▸ Challenge: Only the number is wanted: how many lines of these entries contain the word "mimořádně"?

Start of Data to use

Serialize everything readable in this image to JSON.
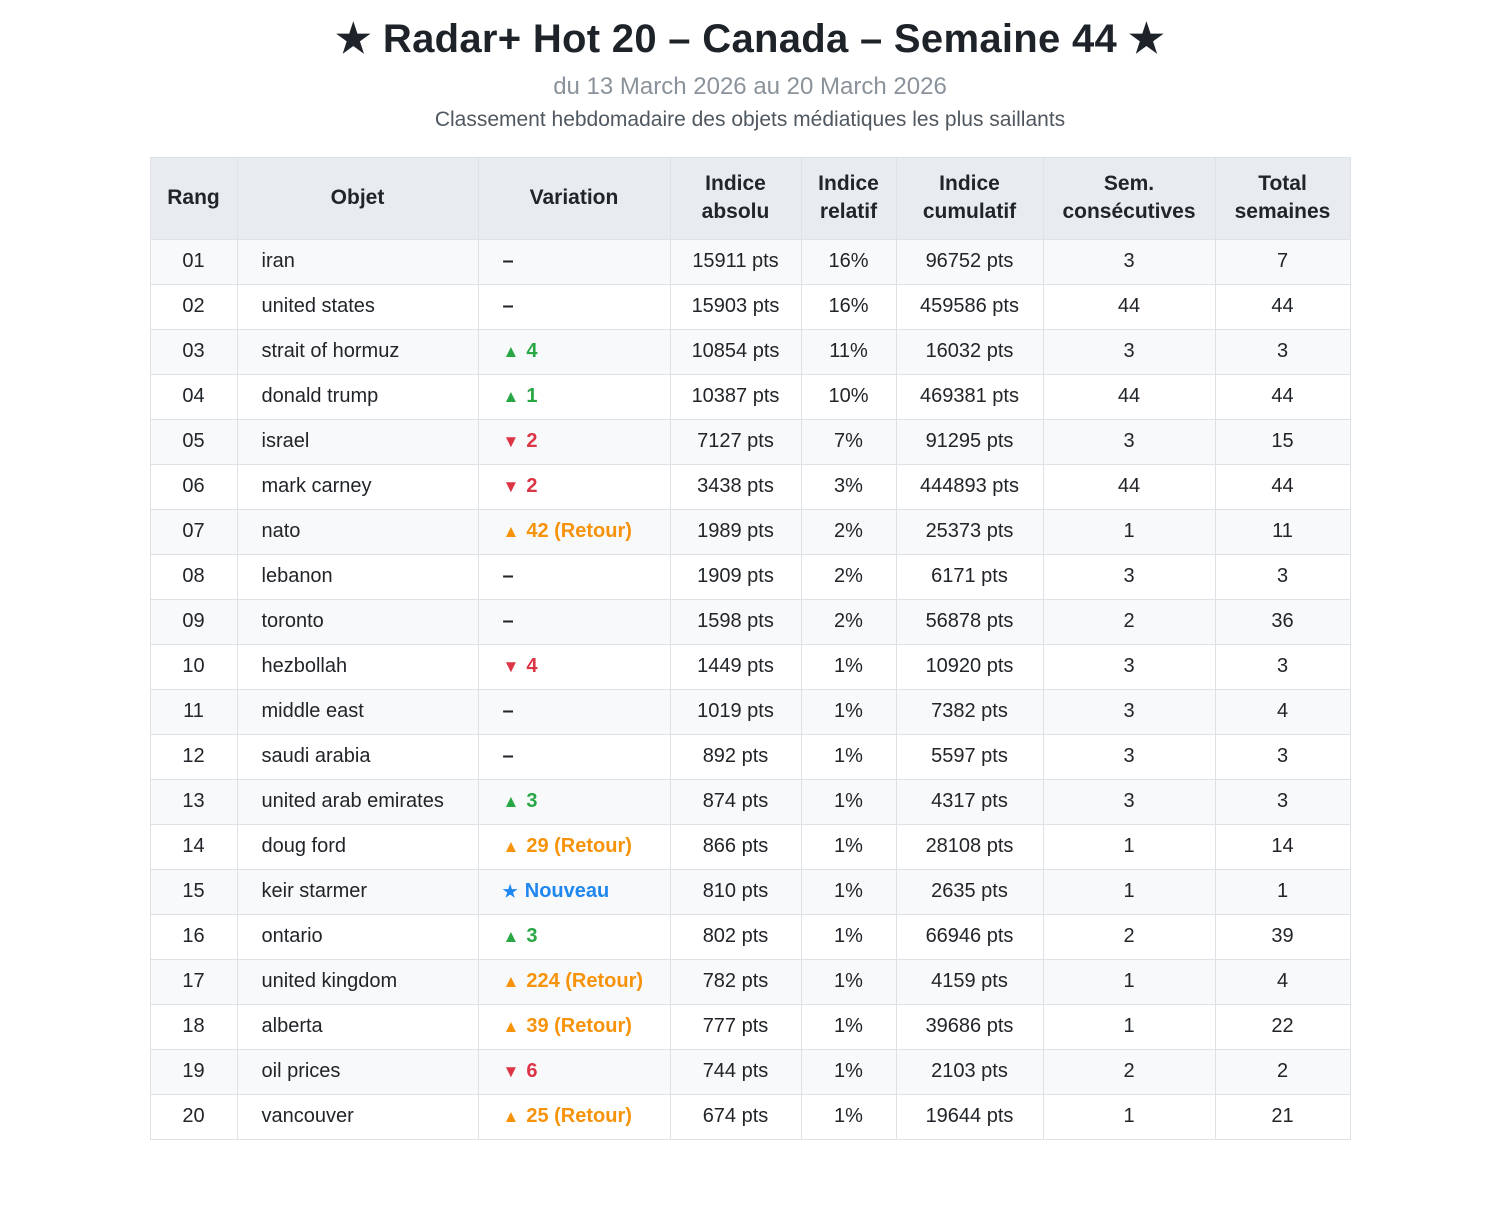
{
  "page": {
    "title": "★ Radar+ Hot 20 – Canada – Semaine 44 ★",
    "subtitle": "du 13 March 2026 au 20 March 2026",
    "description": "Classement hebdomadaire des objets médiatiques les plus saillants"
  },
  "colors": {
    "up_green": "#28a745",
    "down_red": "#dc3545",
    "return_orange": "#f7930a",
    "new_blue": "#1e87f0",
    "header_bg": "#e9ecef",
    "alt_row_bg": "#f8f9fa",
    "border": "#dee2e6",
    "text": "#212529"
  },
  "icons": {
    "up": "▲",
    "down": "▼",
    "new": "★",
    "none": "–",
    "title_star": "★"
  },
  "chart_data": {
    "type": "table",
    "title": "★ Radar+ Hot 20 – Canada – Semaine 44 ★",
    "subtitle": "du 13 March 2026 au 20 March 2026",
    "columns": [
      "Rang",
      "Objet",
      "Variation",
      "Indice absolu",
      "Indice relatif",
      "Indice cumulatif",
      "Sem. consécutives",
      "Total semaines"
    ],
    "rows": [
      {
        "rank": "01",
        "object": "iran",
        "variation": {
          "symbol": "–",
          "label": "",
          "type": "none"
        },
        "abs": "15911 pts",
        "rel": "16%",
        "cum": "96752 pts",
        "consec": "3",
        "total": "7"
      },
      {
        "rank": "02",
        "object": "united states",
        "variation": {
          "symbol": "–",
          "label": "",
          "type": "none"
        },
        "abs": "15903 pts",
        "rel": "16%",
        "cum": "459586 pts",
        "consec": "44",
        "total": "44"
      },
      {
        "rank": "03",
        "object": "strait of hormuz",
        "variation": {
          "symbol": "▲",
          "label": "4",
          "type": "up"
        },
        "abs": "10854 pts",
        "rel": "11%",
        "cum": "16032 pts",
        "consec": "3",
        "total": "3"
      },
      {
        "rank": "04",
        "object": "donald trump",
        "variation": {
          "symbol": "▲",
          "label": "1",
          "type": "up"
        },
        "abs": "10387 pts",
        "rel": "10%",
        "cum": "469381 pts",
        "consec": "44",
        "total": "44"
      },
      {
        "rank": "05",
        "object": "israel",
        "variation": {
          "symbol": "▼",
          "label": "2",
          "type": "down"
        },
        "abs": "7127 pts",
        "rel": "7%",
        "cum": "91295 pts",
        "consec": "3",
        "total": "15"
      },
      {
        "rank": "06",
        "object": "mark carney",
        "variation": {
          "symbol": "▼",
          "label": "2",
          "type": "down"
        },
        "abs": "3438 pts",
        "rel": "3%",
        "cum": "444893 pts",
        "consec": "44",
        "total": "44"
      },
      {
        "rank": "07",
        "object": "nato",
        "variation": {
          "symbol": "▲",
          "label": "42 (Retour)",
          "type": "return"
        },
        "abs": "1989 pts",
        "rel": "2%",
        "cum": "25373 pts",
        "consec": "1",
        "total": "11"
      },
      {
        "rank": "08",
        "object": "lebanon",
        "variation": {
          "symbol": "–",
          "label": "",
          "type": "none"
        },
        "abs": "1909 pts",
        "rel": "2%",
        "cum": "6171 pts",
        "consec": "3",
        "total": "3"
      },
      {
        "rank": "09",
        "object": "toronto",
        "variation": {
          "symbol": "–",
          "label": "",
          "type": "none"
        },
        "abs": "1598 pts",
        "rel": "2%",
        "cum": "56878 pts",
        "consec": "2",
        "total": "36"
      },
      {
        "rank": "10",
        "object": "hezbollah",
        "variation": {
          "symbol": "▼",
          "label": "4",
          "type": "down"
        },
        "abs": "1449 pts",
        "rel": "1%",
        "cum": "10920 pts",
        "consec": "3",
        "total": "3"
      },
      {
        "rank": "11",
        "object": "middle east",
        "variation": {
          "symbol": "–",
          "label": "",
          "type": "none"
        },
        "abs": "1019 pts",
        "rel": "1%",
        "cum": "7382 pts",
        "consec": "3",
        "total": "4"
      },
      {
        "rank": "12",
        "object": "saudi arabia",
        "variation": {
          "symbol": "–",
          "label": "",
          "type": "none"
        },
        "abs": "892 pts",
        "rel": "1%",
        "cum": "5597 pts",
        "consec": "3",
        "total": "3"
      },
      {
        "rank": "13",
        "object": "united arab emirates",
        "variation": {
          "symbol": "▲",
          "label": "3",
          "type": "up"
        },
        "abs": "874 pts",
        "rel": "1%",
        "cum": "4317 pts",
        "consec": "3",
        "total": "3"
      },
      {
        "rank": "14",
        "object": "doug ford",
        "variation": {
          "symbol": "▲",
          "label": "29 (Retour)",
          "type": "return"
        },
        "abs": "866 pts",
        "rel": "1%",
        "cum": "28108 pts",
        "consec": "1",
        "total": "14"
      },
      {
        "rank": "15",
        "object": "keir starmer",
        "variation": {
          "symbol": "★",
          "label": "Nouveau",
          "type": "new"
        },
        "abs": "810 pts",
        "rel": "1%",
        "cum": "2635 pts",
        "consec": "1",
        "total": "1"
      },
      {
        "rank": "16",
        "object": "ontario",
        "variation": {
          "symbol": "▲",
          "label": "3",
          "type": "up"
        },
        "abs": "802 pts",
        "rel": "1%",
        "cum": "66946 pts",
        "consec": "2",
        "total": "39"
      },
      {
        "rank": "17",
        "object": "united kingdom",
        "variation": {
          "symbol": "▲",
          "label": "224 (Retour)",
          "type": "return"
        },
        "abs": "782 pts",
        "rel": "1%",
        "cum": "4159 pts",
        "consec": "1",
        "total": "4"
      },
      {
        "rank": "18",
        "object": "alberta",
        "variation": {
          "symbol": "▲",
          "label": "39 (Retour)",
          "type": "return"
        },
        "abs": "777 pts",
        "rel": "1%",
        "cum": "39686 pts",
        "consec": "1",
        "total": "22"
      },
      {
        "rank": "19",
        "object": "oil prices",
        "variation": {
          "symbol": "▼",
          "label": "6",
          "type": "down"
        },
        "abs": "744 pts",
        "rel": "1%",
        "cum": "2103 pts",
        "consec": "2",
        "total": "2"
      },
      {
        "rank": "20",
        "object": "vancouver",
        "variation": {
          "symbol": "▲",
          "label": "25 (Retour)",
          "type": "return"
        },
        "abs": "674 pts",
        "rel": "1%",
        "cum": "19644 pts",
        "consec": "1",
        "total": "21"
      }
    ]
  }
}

End of Data to use
Start of Data to use

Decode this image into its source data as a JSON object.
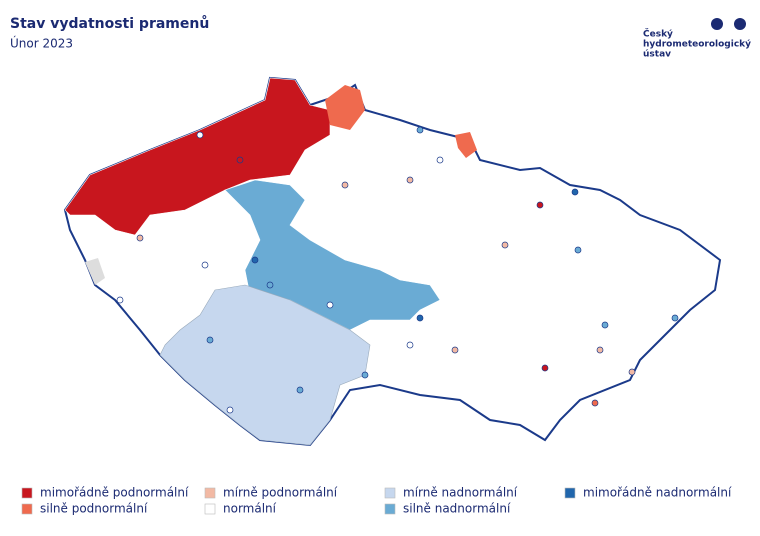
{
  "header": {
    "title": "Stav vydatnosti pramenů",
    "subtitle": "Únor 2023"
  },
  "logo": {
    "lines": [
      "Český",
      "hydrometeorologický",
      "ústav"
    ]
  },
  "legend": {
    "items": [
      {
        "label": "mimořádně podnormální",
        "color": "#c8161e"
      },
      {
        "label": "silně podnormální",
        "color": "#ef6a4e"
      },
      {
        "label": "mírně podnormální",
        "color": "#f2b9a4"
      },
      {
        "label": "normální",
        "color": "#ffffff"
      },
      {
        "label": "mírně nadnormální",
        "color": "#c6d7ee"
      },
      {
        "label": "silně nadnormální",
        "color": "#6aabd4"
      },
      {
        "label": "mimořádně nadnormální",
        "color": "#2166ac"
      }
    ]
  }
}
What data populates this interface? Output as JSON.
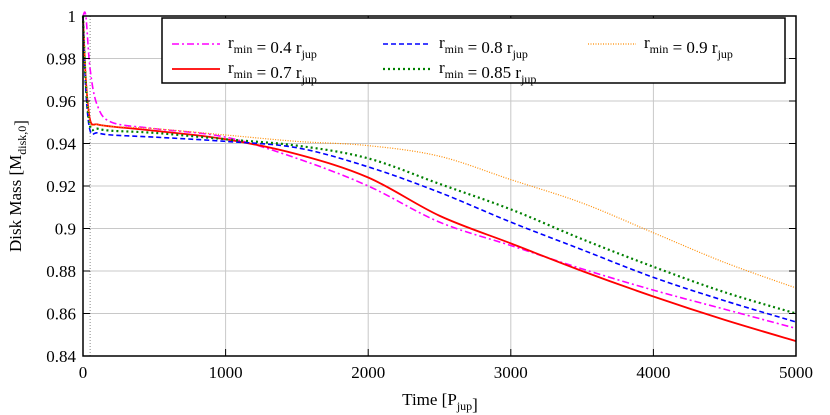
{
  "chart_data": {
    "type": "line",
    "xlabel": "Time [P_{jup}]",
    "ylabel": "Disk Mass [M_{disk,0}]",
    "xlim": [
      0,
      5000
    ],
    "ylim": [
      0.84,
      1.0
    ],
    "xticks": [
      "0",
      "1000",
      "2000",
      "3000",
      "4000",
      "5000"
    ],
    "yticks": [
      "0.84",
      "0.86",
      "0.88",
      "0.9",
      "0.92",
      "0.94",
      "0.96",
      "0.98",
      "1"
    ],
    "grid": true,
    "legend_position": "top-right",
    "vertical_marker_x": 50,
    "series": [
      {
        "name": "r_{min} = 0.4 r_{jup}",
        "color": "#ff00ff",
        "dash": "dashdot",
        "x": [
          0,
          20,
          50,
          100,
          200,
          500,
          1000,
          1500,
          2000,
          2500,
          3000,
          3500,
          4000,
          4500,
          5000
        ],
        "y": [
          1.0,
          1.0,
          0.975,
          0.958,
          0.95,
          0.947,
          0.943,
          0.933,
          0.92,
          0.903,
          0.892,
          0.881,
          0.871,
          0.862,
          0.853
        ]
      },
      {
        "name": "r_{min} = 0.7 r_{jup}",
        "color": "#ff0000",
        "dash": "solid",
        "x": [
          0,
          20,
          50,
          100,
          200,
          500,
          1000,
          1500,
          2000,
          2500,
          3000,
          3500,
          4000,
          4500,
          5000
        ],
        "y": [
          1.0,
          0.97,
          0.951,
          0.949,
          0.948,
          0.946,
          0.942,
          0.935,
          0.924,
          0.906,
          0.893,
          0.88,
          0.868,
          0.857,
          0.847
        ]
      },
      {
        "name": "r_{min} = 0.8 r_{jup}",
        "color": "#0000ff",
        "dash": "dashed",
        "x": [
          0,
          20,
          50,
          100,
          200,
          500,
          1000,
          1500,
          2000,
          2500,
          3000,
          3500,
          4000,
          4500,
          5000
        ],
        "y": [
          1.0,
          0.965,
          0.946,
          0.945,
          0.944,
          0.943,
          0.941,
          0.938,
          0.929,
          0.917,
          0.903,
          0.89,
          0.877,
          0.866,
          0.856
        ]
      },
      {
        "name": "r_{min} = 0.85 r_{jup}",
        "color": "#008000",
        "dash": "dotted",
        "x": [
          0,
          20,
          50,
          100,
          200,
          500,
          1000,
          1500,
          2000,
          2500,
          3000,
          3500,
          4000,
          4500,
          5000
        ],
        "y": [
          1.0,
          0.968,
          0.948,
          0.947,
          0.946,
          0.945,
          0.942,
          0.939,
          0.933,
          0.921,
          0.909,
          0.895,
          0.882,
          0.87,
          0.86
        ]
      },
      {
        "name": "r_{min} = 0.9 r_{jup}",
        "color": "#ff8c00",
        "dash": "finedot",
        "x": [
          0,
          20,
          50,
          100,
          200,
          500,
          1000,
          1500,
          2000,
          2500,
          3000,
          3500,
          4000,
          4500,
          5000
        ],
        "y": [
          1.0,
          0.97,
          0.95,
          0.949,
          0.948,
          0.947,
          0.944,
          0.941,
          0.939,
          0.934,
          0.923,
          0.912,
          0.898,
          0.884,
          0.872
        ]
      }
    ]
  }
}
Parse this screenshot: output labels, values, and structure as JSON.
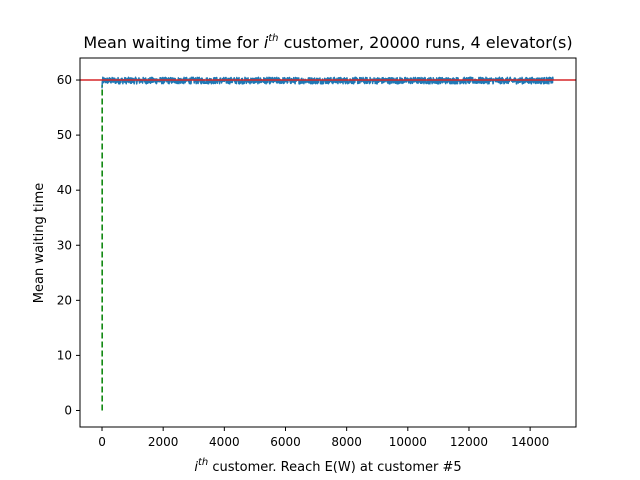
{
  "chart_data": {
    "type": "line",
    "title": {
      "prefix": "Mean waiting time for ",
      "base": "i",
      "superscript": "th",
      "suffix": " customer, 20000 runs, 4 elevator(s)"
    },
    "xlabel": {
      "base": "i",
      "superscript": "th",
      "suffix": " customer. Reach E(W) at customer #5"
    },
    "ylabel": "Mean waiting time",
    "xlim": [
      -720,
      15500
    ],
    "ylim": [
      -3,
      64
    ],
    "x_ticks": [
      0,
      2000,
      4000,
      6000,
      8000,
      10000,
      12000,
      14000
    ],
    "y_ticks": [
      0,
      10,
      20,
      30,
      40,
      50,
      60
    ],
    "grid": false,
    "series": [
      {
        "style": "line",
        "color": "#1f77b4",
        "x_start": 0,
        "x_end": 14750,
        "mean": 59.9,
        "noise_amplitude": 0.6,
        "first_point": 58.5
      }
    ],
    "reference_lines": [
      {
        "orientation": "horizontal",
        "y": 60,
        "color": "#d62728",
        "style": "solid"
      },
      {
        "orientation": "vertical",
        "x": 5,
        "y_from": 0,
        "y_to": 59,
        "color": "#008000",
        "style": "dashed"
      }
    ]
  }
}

End of Data to use
Start of Data to use

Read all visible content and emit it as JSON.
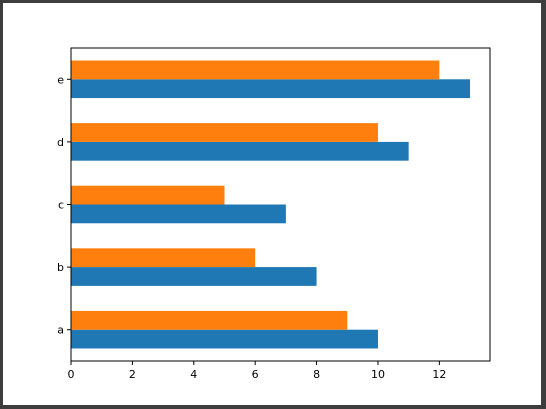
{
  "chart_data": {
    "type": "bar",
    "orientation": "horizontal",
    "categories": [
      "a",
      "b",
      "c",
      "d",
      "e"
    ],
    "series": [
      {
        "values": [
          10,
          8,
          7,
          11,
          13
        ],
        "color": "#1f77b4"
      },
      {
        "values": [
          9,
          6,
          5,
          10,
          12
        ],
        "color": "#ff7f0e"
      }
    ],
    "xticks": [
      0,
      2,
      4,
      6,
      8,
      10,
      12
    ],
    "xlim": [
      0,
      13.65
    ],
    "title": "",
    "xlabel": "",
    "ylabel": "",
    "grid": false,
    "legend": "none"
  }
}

End of Data to use

▸ Final result: 2